_Problem statement_
Retype the material that follows, keeping every word as it is.

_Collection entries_
────────

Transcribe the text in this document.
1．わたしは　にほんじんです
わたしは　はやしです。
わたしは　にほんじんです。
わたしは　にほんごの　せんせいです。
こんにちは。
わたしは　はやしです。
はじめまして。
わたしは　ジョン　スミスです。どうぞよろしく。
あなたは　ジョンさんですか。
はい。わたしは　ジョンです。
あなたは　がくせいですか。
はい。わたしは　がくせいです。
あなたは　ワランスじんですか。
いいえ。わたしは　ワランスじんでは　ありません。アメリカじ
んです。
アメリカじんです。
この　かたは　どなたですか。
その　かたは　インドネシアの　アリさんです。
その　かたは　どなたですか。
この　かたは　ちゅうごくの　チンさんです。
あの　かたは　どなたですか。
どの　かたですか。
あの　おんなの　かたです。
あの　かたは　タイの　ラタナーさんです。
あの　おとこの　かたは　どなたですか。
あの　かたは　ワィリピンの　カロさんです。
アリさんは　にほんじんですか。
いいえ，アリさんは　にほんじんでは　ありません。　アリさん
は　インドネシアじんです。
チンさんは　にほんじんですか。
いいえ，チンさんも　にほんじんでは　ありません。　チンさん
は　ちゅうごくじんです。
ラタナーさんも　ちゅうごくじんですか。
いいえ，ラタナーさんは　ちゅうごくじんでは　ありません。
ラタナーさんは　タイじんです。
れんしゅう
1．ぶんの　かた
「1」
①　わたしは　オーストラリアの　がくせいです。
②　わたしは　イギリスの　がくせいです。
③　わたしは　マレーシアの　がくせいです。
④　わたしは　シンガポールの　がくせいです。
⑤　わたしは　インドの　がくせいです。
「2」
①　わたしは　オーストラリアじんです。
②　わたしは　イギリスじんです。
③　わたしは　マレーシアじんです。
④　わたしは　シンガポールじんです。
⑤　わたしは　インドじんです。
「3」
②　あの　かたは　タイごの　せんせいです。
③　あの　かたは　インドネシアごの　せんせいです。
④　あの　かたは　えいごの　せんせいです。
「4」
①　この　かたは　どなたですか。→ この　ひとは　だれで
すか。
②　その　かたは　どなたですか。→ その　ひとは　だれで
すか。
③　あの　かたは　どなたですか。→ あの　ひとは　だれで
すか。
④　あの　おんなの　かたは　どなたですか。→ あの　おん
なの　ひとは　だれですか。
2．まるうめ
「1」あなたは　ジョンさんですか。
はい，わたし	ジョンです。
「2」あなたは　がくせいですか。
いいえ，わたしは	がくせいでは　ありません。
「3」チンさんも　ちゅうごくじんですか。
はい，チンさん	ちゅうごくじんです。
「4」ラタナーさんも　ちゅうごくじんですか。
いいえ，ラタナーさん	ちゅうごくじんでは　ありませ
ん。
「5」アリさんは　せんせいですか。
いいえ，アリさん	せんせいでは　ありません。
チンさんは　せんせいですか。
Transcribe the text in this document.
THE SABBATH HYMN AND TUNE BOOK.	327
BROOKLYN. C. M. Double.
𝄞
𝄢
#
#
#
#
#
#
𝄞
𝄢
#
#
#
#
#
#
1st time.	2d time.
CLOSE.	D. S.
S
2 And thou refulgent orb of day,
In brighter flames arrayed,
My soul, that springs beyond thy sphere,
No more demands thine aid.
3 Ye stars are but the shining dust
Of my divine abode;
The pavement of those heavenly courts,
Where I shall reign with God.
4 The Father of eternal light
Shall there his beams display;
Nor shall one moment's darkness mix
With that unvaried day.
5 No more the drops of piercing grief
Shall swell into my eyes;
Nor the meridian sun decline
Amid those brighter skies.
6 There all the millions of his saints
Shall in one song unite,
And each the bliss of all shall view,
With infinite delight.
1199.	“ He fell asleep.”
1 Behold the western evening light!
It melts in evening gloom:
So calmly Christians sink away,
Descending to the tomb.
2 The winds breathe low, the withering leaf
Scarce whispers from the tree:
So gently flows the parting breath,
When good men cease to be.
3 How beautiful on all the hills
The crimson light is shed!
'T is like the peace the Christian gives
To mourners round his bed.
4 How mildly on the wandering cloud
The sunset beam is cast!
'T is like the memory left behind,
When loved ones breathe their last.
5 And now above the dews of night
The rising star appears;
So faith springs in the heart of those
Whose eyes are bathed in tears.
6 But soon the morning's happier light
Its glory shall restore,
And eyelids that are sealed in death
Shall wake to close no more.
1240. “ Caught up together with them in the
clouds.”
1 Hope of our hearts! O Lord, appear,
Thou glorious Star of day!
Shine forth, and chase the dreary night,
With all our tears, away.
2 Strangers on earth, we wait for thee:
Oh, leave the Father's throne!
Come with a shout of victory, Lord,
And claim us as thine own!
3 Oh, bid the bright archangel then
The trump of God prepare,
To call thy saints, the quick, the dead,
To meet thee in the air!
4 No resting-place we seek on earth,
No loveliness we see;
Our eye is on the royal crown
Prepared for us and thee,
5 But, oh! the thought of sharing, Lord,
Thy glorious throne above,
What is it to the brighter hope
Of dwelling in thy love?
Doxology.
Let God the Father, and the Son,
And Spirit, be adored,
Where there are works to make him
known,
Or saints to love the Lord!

────────

_Task output_
Transcribe the text in this document.
1．わたしは　にほんじんです
わたしは　はやしです。
わたしは　にほんじんです。
わたしは　にほんごの　せんせいです。
こんにちは。
わたしは　はやしです。
はじめまして。
わたしは　ジョン　スミスです。どうぞよろしく。
あなたは　ジョンさんですか。
はい。わたしは　ジョンです。
あなたは　がくせいですか。
はい。わたしは　がくせいです。
あなたは　ワランスじんですか。
いいえ。わたしは　ワランスじんでは　ありません。アメリカじ
んです。
アメリカじんです。
この　かたは　どなたですか。
その　かたは　インドネシアの　アリさんです。
その　かたは　どなたですか。
この　かたは　ちゅうごくの　チンさんです。
あの　かたは　どなたですか。
どの　かたですか。
あの　おんなの　かたです。
あの　かたは　タイの　ラタナーさんです。
あの　おとこの　かたは　どなたですか。
あの　かたは　ワィリピンの　カロさんです。
アリさんは　にほんじんですか。
いいえ，アリさんは　にほんじんでは　ありません。　アリさん
は　インドネシアじんです。
チンさんは　にほんじんですか。
いいえ，チンさんも　にほんじんでは　ありません。　チンさん
は　ちゅうごくじんです。
ラタナーさんも　ちゅうごくじんですか。
いいえ，ラタナーさんは　ちゅうごくじんでは　ありません。
ラタナーさんは　タイじんです。
れんしゅう
1．ぶんの　かた
「1」
①　わたしは　オーストラリアの　がくせいです。
②　わたしは　イギリスの　がくせいです。
③　わたしは　マレーシアの　がくせいです。
④　わたしは　シンガポールの　がくせいです。
⑤　わたしは　インドの　がくせいです。
「2」
①　わたしは　オーストラリアじんです。
②　わたしは　イギリスじんです。
③　わたしは　マレーシアじんです。
④　わたしは　シンガポールじんです。
⑤　わたしは　インドじんです。
「3」
②　あの　かたは　タイごの　せんせいです。
③　あの　かたは　インドネシアごの　せんせいです。
④　あの　かたは　えいごの　せんせいです。
「4」
①　この　かたは　どなたですか。→ この　ひとは　だれで
すか。
②　その　かたは　どなたですか。→ その　ひとは　だれで
すか。
③　あの　かたは　どなたですか。→ あの　ひとは　だれで
すか。
④　あの　おんなの　かたは　どなたですか。→ あの　おん
なの　ひとは　だれですか。
2．まるうめ
「1」あなたは　ジョンさんですか。
はい，わたし	ジョンです。
「2」あなたは　がくせいですか。
いいえ，わたしは	がくせいでは　ありません。
「3」チンさんも　ちゅうごくじんですか。
はい，チンさん	ちゅうごくじんです。
「4」ラタナーさんも　ちゅうごくじんですか。
いいえ，ラタナーさん	ちゅうごくじんでは　ありませ
ん。
「5」アリさんは　せんせいですか。
いいえ，アリさん	せんせいでは　ありません。
チンさんは　せんせいですか。
Transcribe the text in this document.
THE SABBATH HYMN AND TUNE BOOK.	327
BROOKLYN. C. M. Double.
𝄞
𝄢
#
#
#
#
#
#
𝄞
𝄢
#
#
#
#
#
#
1st time.	2d time.
CLOSE.	D. S.
S
2 And thou refulgent orb of day,
In brighter flames arrayed,
My soul, that springs beyond thy sphere,
No more demands thine aid.
3 Ye stars are but the shining dust
Of my divine abode;
The pavement of those heavenly courts,
Where I shall reign with God.
4 The Father of eternal light
Shall there his beams display;
Nor shall one moment's darkness mix
With that unvaried day.
5 No more the drops of piercing grief
Shall swell into my eyes;
Nor the meridian sun decline
Amid those brighter skies.
6 There all the millions of his saints
Shall in one song unite,
And each the bliss of all shall view,
With infinite delight.
1199.	“ He fell asleep.”
1 Behold the western evening light!
It melts in evening gloom:
So calmly Christians sink away,
Descending to the tomb.
2 The winds breathe low, the withering leaf
Scarce whispers from the tree:
So gently flows the parting breath,
When good men cease to be.
3 How beautiful on all the hills
The crimson light is shed!
'T is like the peace the Christian gives
To mourners round his bed.
4 How mildly on the wandering cloud
The sunset beam is cast!
'T is like the memory left behind,
When loved ones breathe their last.
5 And now above the dews of night
The rising star appears;
So faith springs in the heart of those
Whose eyes are bathed in tears.
6 But soon the morning's happier light
Its glory shall restore,
And eyelids that are sealed in death
Shall wake to close no more.
1240. “ Caught up together with them in the
clouds.”
1 Hope of our hearts! O Lord, appear,
Thou glorious Star of day!
Shine forth, and chase the dreary night,
With all our tears, away.
2 Strangers on earth, we wait for thee:
Oh, leave the Father's throne!
Come with a shout of victory, Lord,
And claim us as thine own!
3 Oh, bid the bright archangel then
The trump of God prepare,
To call thy saints, the quick, the dead,
To meet thee in the air!
4 No resting-place we seek on earth,
No loveliness we see;
Our eye is on the royal crown
Prepared for us and thee,
5 But, oh! the thought of sharing, Lord,
Thy glorious throne above,
What is it to the brighter hope
Of dwelling in thy love?
Doxology.
Let God the Father, and the Son,
And Spirit, be adored,
Where there are works to make him
known,
Or saints to love the Lord!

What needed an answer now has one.